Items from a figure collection
* * * * * * *
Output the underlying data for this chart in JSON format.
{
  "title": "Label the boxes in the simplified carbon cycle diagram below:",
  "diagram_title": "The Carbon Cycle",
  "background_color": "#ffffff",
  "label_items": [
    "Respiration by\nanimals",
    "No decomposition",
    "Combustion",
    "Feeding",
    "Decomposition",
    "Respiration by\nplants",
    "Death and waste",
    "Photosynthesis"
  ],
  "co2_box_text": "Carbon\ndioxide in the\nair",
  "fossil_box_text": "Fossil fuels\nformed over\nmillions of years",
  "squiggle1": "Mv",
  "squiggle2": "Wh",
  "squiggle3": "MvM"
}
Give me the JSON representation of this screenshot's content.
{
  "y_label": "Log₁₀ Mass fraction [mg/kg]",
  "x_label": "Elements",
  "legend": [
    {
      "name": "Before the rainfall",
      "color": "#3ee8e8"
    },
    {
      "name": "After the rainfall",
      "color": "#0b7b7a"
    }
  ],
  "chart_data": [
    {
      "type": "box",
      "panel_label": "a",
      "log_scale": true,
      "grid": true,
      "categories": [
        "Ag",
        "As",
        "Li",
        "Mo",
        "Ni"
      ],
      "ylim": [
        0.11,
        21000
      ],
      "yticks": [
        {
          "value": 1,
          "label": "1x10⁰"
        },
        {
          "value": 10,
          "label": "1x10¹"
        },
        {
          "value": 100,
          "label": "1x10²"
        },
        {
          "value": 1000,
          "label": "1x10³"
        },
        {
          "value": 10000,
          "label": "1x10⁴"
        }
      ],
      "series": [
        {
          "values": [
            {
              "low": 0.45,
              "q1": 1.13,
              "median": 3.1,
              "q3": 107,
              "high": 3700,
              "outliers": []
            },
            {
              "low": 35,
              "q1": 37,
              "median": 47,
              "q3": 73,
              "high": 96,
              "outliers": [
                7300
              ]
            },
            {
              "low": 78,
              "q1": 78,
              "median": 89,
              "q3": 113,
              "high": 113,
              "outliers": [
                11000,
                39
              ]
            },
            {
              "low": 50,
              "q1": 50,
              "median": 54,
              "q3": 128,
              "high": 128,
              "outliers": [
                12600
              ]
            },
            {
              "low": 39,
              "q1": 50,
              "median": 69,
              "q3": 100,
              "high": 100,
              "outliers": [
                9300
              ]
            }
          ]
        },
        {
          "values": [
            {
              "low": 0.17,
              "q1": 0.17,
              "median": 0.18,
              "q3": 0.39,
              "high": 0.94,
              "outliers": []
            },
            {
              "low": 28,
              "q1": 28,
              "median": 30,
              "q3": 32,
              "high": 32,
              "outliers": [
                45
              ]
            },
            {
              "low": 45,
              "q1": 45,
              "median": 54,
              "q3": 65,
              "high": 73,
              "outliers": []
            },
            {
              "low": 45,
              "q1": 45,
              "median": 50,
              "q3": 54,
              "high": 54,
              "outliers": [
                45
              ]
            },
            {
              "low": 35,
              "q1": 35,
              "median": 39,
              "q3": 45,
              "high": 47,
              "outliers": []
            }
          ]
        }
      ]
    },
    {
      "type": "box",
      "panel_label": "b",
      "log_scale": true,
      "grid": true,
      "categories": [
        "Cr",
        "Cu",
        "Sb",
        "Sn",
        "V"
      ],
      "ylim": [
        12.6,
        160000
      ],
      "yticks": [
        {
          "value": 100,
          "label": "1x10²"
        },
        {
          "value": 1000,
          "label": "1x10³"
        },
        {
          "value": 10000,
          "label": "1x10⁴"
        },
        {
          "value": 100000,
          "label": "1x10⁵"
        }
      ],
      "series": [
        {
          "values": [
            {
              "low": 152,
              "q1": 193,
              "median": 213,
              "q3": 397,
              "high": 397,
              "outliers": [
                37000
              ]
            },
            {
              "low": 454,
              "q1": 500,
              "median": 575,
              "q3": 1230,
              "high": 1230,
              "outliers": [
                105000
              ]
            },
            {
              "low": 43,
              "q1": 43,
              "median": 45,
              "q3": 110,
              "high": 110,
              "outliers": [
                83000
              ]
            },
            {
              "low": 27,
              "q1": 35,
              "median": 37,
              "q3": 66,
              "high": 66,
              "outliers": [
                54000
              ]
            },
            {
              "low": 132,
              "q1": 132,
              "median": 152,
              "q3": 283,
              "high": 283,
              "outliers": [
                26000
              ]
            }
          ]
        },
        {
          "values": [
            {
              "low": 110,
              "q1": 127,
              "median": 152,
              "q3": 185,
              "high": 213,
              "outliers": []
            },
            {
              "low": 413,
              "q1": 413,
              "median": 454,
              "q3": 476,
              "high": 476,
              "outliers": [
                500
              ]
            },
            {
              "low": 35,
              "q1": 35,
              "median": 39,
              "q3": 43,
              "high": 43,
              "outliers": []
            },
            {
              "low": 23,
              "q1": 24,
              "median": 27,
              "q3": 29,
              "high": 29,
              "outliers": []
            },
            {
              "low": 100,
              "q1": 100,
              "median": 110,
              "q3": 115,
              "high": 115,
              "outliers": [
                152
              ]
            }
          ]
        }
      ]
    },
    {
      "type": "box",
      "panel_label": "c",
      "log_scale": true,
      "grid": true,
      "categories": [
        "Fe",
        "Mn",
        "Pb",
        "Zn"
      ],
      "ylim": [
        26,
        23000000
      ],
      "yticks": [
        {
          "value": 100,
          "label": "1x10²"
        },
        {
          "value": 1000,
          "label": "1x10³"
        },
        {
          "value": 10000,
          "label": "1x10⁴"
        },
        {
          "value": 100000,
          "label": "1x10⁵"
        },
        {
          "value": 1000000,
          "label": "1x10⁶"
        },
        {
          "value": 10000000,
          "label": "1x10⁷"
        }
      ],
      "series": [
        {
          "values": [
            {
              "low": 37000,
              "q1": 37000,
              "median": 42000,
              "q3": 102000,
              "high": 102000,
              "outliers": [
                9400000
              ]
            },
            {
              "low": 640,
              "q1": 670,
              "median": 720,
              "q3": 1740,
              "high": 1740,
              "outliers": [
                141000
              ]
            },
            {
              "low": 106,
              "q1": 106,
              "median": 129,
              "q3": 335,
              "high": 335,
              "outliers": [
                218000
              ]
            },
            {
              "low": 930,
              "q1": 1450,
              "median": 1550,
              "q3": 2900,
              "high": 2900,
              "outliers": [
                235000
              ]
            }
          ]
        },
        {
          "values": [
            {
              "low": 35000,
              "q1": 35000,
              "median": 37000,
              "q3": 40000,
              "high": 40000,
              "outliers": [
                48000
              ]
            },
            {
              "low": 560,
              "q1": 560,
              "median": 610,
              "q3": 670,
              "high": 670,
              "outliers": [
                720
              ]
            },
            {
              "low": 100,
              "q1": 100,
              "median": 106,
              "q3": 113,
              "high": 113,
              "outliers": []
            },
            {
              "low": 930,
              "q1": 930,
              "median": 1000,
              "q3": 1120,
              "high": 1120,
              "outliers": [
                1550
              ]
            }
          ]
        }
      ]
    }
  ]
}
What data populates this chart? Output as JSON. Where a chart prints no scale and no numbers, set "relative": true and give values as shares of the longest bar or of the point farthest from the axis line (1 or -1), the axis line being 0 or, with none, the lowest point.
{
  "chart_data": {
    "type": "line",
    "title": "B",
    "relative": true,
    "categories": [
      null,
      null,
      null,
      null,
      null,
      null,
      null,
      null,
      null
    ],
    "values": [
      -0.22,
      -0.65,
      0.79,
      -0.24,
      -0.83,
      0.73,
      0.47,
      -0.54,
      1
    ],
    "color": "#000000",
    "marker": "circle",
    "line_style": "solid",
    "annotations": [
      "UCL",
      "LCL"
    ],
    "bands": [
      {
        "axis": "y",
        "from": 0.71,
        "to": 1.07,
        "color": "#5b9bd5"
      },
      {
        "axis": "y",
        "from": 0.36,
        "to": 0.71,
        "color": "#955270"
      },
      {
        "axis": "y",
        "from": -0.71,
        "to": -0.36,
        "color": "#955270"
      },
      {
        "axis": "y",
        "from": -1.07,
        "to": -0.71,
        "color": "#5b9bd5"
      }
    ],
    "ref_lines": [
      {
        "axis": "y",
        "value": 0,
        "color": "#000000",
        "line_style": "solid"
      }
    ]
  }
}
* * * * * * *
→ **GIVEN INSTRUCTION**
List every line in the records above that contains the word "name".

→ **ANSWER**
      "name": "Before the rainfall",
      "name": "After the rainfall",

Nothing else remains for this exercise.